Provided data:

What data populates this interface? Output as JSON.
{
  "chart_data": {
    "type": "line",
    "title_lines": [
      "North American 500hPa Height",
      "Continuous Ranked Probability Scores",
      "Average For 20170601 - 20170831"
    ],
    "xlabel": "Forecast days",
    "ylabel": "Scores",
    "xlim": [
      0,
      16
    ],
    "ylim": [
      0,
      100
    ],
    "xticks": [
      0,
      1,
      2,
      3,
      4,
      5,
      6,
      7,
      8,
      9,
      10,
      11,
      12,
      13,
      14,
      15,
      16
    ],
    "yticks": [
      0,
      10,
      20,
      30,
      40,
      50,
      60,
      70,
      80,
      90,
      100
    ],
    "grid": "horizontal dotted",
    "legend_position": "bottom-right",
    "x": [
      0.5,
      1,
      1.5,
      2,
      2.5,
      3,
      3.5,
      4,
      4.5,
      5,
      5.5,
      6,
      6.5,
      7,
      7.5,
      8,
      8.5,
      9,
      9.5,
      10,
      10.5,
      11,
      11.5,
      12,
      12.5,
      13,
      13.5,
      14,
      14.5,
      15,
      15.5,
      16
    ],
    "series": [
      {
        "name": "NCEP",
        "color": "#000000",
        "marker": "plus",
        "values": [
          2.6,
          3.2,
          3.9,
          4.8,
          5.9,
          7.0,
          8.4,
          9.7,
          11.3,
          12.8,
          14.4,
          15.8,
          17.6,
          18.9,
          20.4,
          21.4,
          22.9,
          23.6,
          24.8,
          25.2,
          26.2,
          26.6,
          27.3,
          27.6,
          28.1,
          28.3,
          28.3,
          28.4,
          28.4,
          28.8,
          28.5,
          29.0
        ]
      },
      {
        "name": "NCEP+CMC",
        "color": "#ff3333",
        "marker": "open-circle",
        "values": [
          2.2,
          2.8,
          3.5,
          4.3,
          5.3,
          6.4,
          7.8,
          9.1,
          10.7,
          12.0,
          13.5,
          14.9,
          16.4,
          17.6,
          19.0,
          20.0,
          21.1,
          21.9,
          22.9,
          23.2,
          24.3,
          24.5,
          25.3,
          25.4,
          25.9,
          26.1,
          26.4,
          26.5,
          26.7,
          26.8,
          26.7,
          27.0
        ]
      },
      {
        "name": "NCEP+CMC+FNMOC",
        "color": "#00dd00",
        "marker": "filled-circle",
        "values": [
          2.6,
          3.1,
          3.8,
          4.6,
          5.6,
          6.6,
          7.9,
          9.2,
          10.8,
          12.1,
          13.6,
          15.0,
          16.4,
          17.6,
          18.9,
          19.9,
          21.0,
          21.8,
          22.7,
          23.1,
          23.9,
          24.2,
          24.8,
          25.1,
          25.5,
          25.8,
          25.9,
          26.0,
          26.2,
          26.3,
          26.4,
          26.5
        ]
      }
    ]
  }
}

What is being asked: Type the material above out again, exactly.

Exercise answer:
What data populates this interface? Output as JSON.
{
  "chart_data": {
    "type": "line",
    "title_lines": [
      "North American 500hPa Height",
      "Continuous Ranked Probability Scores",
      "Average For 20170601 - 20170831"
    ],
    "xlabel": "Forecast days",
    "ylabel": "Scores",
    "xlim": [
      0,
      16
    ],
    "ylim": [
      0,
      100
    ],
    "xticks": [
      0,
      1,
      2,
      3,
      4,
      5,
      6,
      7,
      8,
      9,
      10,
      11,
      12,
      13,
      14,
      15,
      16
    ],
    "yticks": [
      0,
      10,
      20,
      30,
      40,
      50,
      60,
      70,
      80,
      90,
      100
    ],
    "grid": "horizontal dotted",
    "legend_position": "bottom-right",
    "x": [
      0.5,
      1,
      1.5,
      2,
      2.5,
      3,
      3.5,
      4,
      4.5,
      5,
      5.5,
      6,
      6.5,
      7,
      7.5,
      8,
      8.5,
      9,
      9.5,
      10,
      10.5,
      11,
      11.5,
      12,
      12.5,
      13,
      13.5,
      14,
      14.5,
      15,
      15.5,
      16
    ],
    "series": [
      {
        "name": "NCEP",
        "color": "#000000",
        "marker": "plus",
        "values": [
          2.6,
          3.2,
          3.9,
          4.8,
          5.9,
          7.0,
          8.4,
          9.7,
          11.3,
          12.8,
          14.4,
          15.8,
          17.6,
          18.9,
          20.4,
          21.4,
          22.9,
          23.6,
          24.8,
          25.2,
          26.2,
          26.6,
          27.3,
          27.6,
          28.1,
          28.3,
          28.3,
          28.4,
          28.4,
          28.8,
          28.5,
          29.0
        ]
      },
      {
        "name": "NCEP+CMC",
        "color": "#ff3333",
        "marker": "open-circle",
        "values": [
          2.2,
          2.8,
          3.5,
          4.3,
          5.3,
          6.4,
          7.8,
          9.1,
          10.7,
          12.0,
          13.5,
          14.9,
          16.4,
          17.6,
          19.0,
          20.0,
          21.1,
          21.9,
          22.9,
          23.2,
          24.3,
          24.5,
          25.3,
          25.4,
          25.9,
          26.1,
          26.4,
          26.5,
          26.7,
          26.8,
          26.7,
          27.0
        ]
      },
      {
        "name": "NCEP+CMC+FNMOC",
        "color": "#00dd00",
        "marker": "filled-circle",
        "values": [
          2.6,
          3.1,
          3.8,
          4.6,
          5.6,
          6.6,
          7.9,
          9.2,
          10.8,
          12.1,
          13.6,
          15.0,
          16.4,
          17.6,
          18.9,
          19.9,
          21.0,
          21.8,
          22.7,
          23.1,
          23.9,
          24.2,
          24.8,
          25.1,
          25.5,
          25.8,
          25.9,
          26.0,
          26.2,
          26.3,
          26.4,
          26.5
        ]
      }
    ]
  }
}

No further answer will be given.